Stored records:
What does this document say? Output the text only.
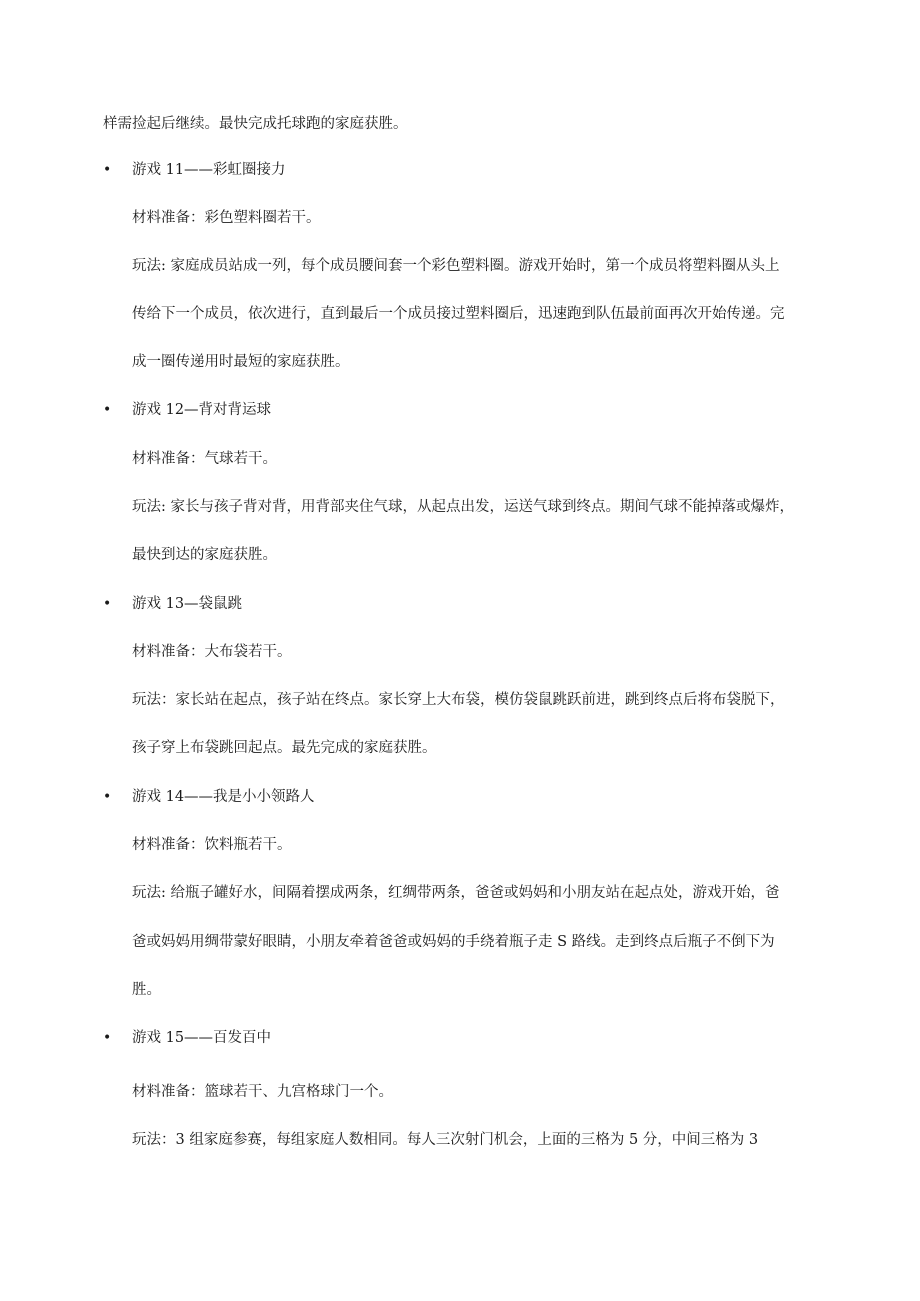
样需捡起后继续。最快完成托球跑的家庭获胜。
• 游戏 11——彩虹圈接力
材料准备：彩色塑料圈若干。
玩法: 家庭成员站成一列，每个成员腰间套一个彩色塑料圈。游戏开始时，第一个成员将塑料圈从头上
传给下一个成员，依次进行，直到最后一个成员接过塑料圈后，迅速跑到队伍最前面再次开始传递。完
成一圈传递用时最短的家庭获胜。
• 游戏 12—背对背运球
材料准备：气球若干。
玩法: 家长与孩子背对背，用背部夹住气球，从起点出发，运送气球到终点。期间气球不能掉落或爆炸，
最快到达的家庭获胜。
• 游戏 13—袋鼠跳
材料准备：大布袋若干。
玩法：家长站在起点，孩子站在终点。家长穿上大布袋，模仿袋鼠跳跃前进，跳到终点后将布袋脱下，
孩子穿上布袋跳回起点。最先完成的家庭获胜。
• 游戏 14——我是小小领路人
材料准备：饮料瓶若干。
玩法: 给瓶子罐好水，间隔着摆成两条，红绸带两条，爸爸或妈妈和小朋友站在起点处，游戏开始，爸
爸或妈妈用绸带蒙好眼睛，小朋友牵着爸爸或妈妈的手绕着瓶子走 S 路线。走到终点后瓶子不倒下为
胜。
• 游戏 15——百发百中
材料准备：篮球若干、九宫格球门一个。
玩法：3 组家庭参赛，每组家庭人数相同。每人三次射门机会，上面的三格为 5 分，中间三格为 3
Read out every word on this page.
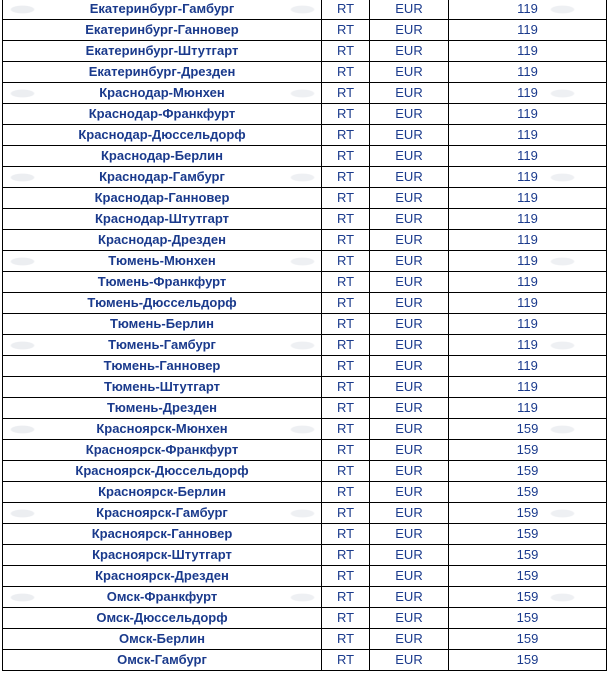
Екатеринбург-Гамбург	RT	EUR	119
Екатеринбург-Ганновер	RT	EUR	119
Екатеринбург-Штутгарт	RT	EUR	119
Екатеринбург-Дрезден	RT	EUR	119
Краснодар-Мюнхен	RT	EUR	119
Краснодар-Франкфурт	RT	EUR	119
Краснодар-Дюссельдорф	RT	EUR	119
Краснодар-Берлин	RT	EUR	119
Краснодар-Гамбург	RT	EUR	119
Краснодар-Ганновер	RT	EUR	119
Краснодар-Штутгарт	RT	EUR	119
Краснодар-Дрезден	RT	EUR	119
Тюмень-Мюнхен	RT	EUR	119
Тюмень-Франкфурт	RT	EUR	119
Тюмень-Дюссельдорф	RT	EUR	119
Тюмень-Берлин	RT	EUR	119
Тюмень-Гамбург	RT	EUR	119
Тюмень-Ганновер	RT	EUR	119
Тюмень-Штутгарт	RT	EUR	119
Тюмень-Дрезден	RT	EUR	119
Красноярск-Мюнхен	RT	EUR	159
Красноярск-Франкфурт	RT	EUR	159
Красноярск-Дюссельдорф	RT	EUR	159
Красноярск-Берлин	RT	EUR	159
Красноярск-Гамбург	RT	EUR	159
Красноярск-Ганновер	RT	EUR	159
Красноярск-Штутгарт	RT	EUR	159
Красноярск-Дрезден	RT	EUR	159
Омск-Франкфурт	RT	EUR	159
Омск-Дюссельдорф	RT	EUR	159
Омск-Берлин	RT	EUR	159
Омск-Гамбург	RT	EUR	159
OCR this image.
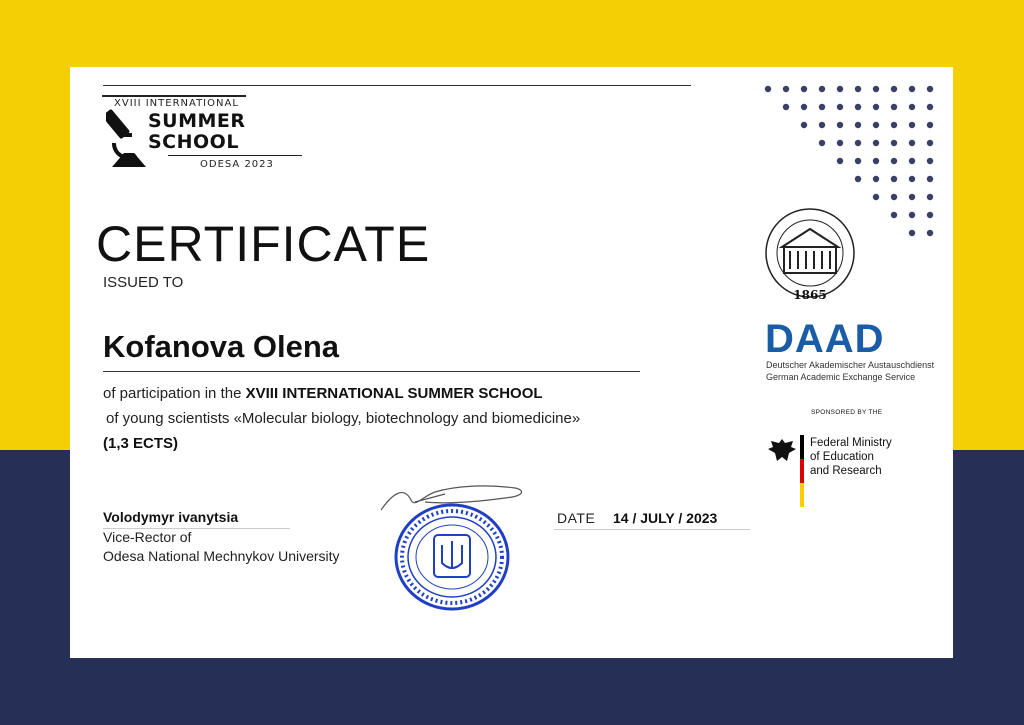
XVIII INTERNATIONAL
SUMMER
SCHOOL
ODESA 2023
CERTIFICATE
ISSUED TO
Kofanova Olena
of participation in the XVIII INTERNATIONAL SUMMER SCHOOL
of young scientists «Molecular biology, biotechnology and biomedicine»
(1,3 ECTS)
Volodymyr ivanytsia
Vice-Rector of
Odesa National Mechnykov University
DATE 14 / JULY / 2023
1865
DAAD
Deutscher Akademischer Austauschdienst
German Academic Exchange Service
SPONSORED BY THE
Federal Ministry
of Education
and Research
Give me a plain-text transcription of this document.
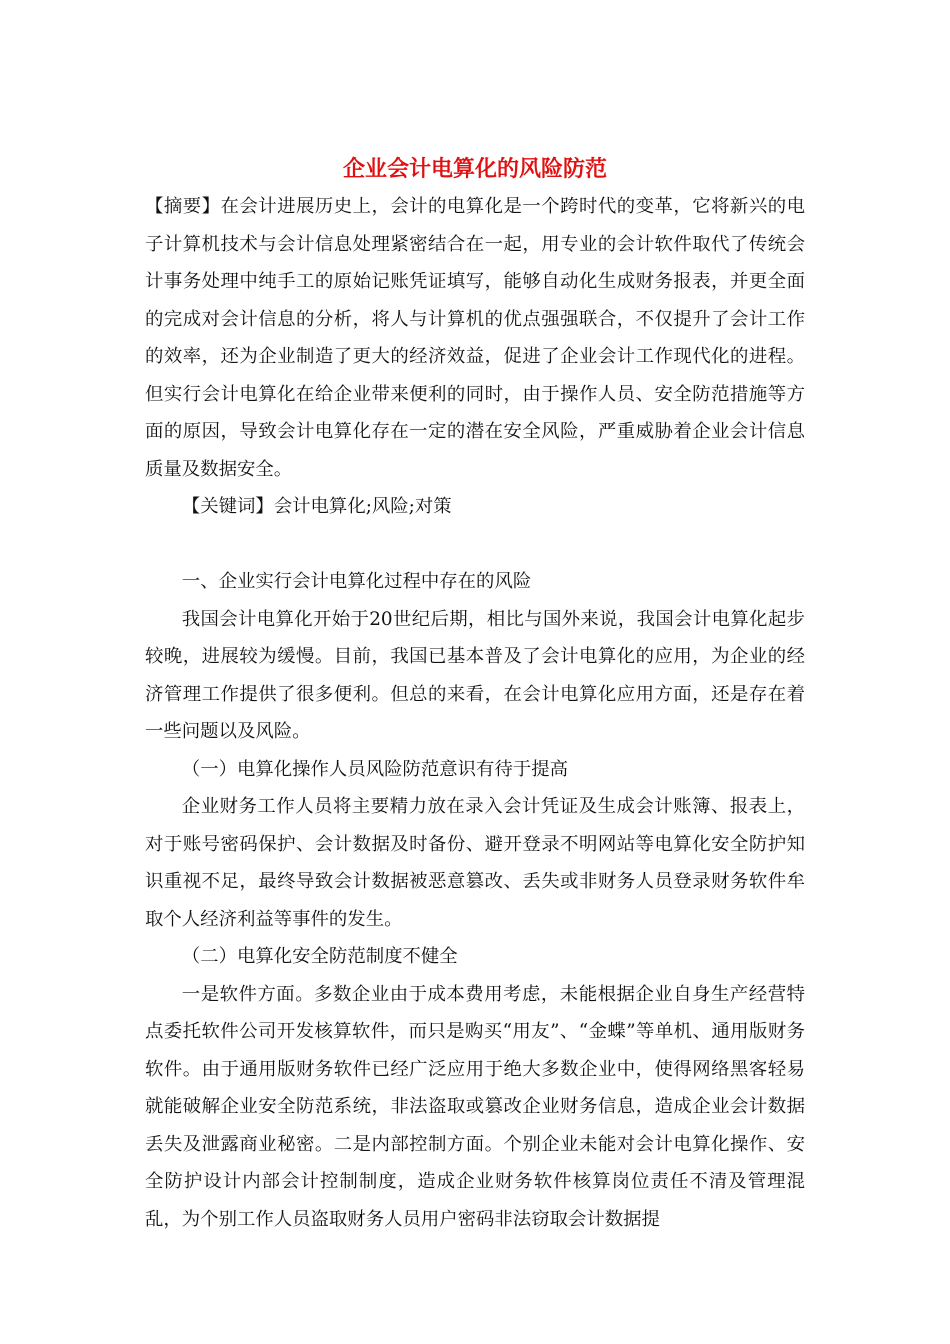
企业会计电算化的风险防范

【摘要】在会计进展历史上，会计的电算化是一个跨时代的变革，它将新兴的电子计算机技术与会计信息处理紧密结合在一起，用专业的会计软件取代了传统会计事务处理中纯手工的原始记账凭证填写，能够自动化生成财务报表，并更全面的完成对会计信息的分析，将人与计算机的优点强强联合，不仅提升了会计工作的效率，还为企业制造了更大的经济效益，促进了企业会计工作现代化的进程。但实行会计电算化在给企业带来便利的同时，由于操作人员、安全防范措施等方面的原因，导致会计电算化存在一定的潜在安全风险，严重威胁着企业会计信息质量及数据安全。

【关键词】会计电算化;风险;对策

一、企业实行会计电算化过程中存在的风险

我国会计电算化开始于20世纪后期，相比与国外来说，我国会计电算化起步较晚，进展较为缓慢。目前，我国已基本普及了会计电算化的应用，为企业的经济管理工作提供了很多便利。但总的来看，在会计电算化应用方面，还是存在着一些问题以及风险。

（一）电算化操作人员风险防范意识有待于提高

企业财务工作人员将主要精力放在录入会计凭证及生成会计账簿、报表上，对于账号密码保护、会计数据及时备份、避开登录不明网站等电算化安全防护知识重视不足，最终导致会计数据被恶意篡改、丢失或非财务人员登录财务软件牟取个人经济利益等事件的发生。

（二）电算化安全防范制度不健全

一是软件方面。多数企业由于成本费用考虑，未能根据企业自身生产经营特点委托软件公司开发核算软件，而只是购买“用友”、“金蝶”等单机、通用版财务软件。由于通用版财务软件已经广泛应用于绝大多数企业中，使得网络黑客轻易就能破解企业安全防范系统，非法盗取或篡改企业财务信息，造成企业会计数据丢失及泄露商业秘密。二是内部控制方面。个别企业未能对会计电算化操作、安全防护设计内部会计控制制度，造成企业财务软件核算岗位责任不清及管理混乱，为个别工作人员盗取财务人员用户密码非法窃取会计数据提
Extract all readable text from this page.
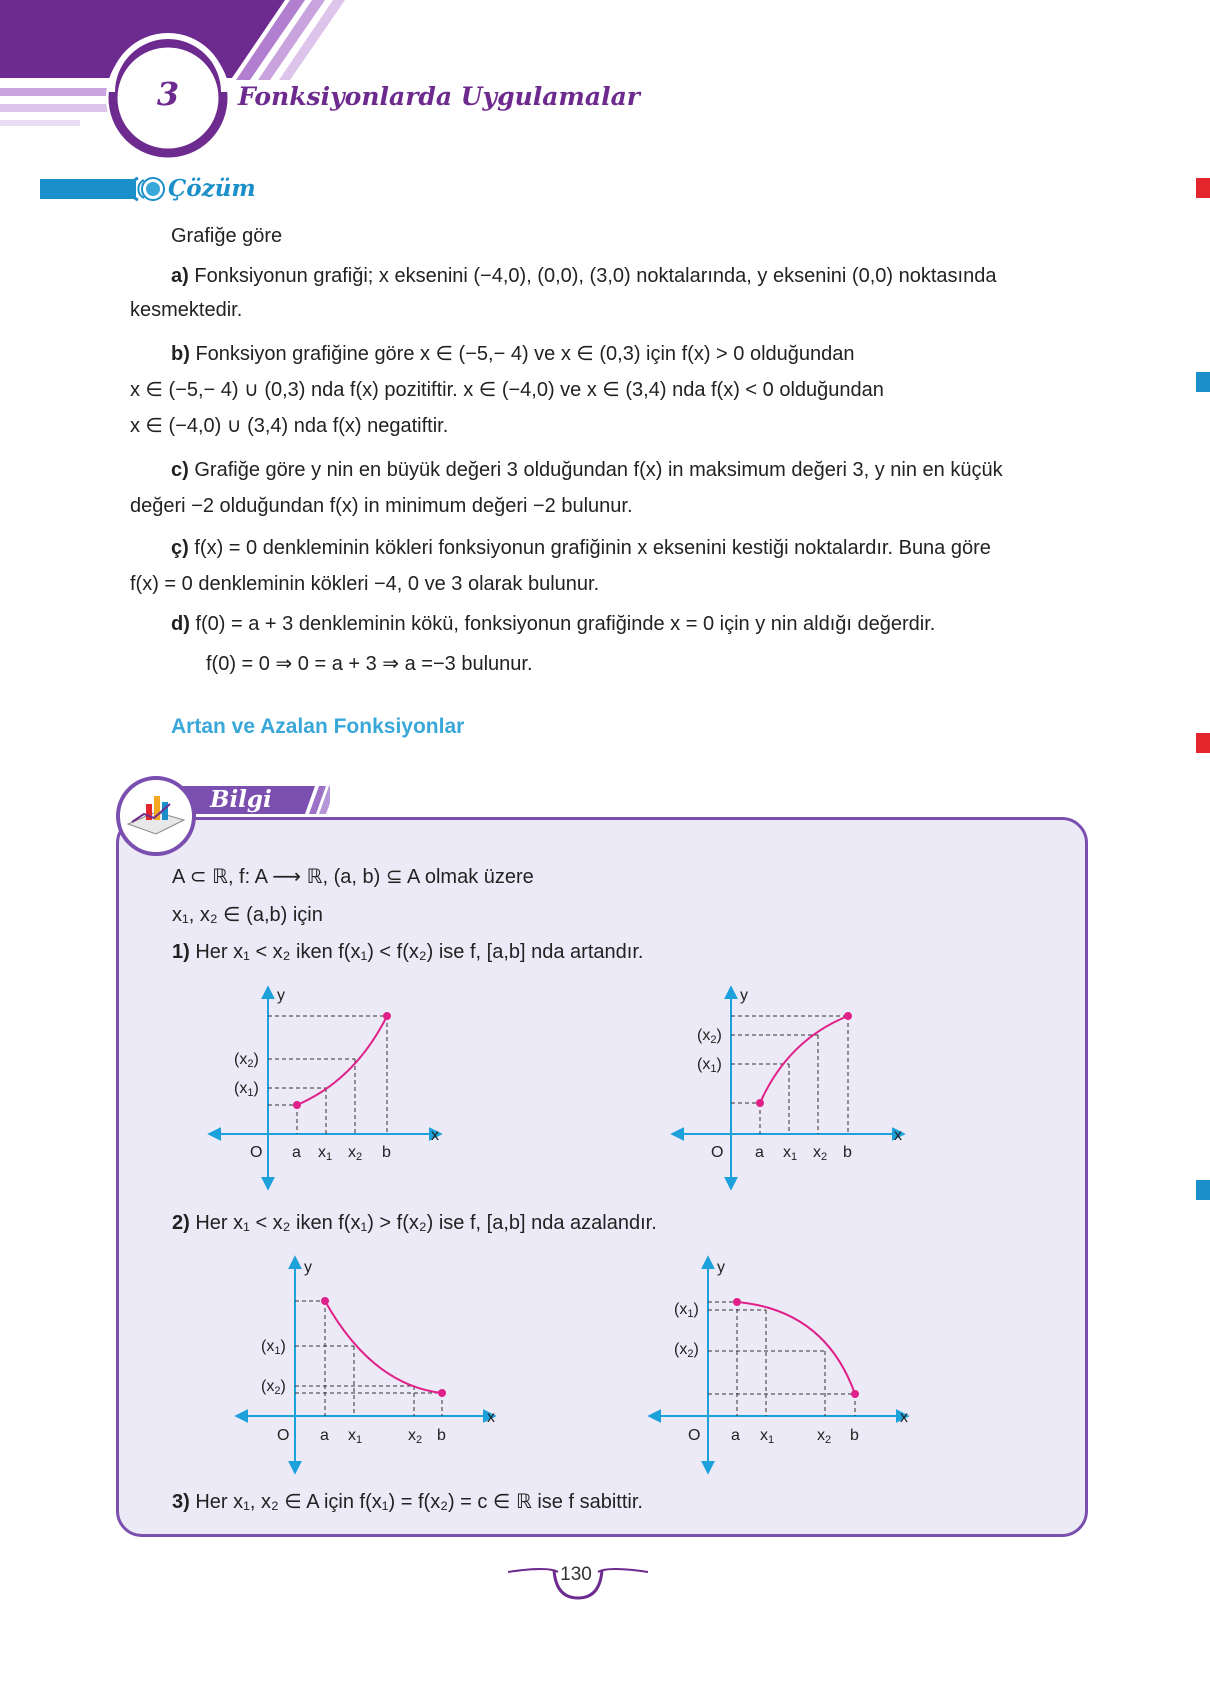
3 Fonksiyonlarda Uygulamalar
Çözüm
Grafiğe göre
a) Fonksiyonun grafiği; x eksenini (−4,0), (0,0), (3,0) noktalarında, y eksenini (0,0) noktasında
kesmektedir.
b) Fonksiyon grafiğine göre x ∈ (−5,− 4) ve x ∈ (0,3) için f(x) > 0 olduğundan
x ∈ (−5,− 4) ∪ (0,3) nda f(x) pozitiftir. x ∈ (−4,0) ve x ∈ (3,4) nda f(x) < 0 olduğundan
x ∈ (−4,0) ∪ (3,4) nda f(x) negatiftir.
c) Grafiğe göre y nin en büyük değeri 3 olduğundan f(x) in maksimum değeri 3, y nin en küçük
değeri −2 olduğundan f(x) in minimum değeri −2 bulunur.
ç) f(x) = 0 denkleminin kökleri fonksiyonun grafiğinin x eksenini kestiği noktalardır. Buna göre
f(x) = 0 denkleminin kökleri −4, 0 ve 3 olarak bulunur.
d) f(0) = a + 3 denkleminin kökü, fonksiyonun grafiğinde x = 0 için y nin aldığı değerdir.
f(0) = 0 ⇒ 0 = a + 3 ⇒ a =−3 bulunur.
Artan ve Azalan Fonksiyonlar
Bilgi
A ⊂ ℝ, f: A ⟶ ℝ, (a, b) ⊆ A olmak üzere
x₁, x₂ ∈ (a,b) için
1) Her x₁ < x₂ iken f(x₁) < f(x₂) ise f, [a,b] nda artandır.
2) Her x₁ < x₂ iken f(x₁) > f(x₂) ise f, [a,b] nda azalandır.
3) Her x₁, x₂ ∈ A için f(x₁) = f(x₂) = c ∈ ℝ ise f sabittir.
y
x
O a x1 x2 b
(x2)
(x1)
y
x
O a x1 x2 b
(x2)
(x1)
y
x
O a x1	x2 b
(x1)
(x2)
y
x
O a x1	x2 b
(x1)
(x2)
130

- Task description -
Output a single number: how many lines contain the word "olduğundan".

- Exercise result -
4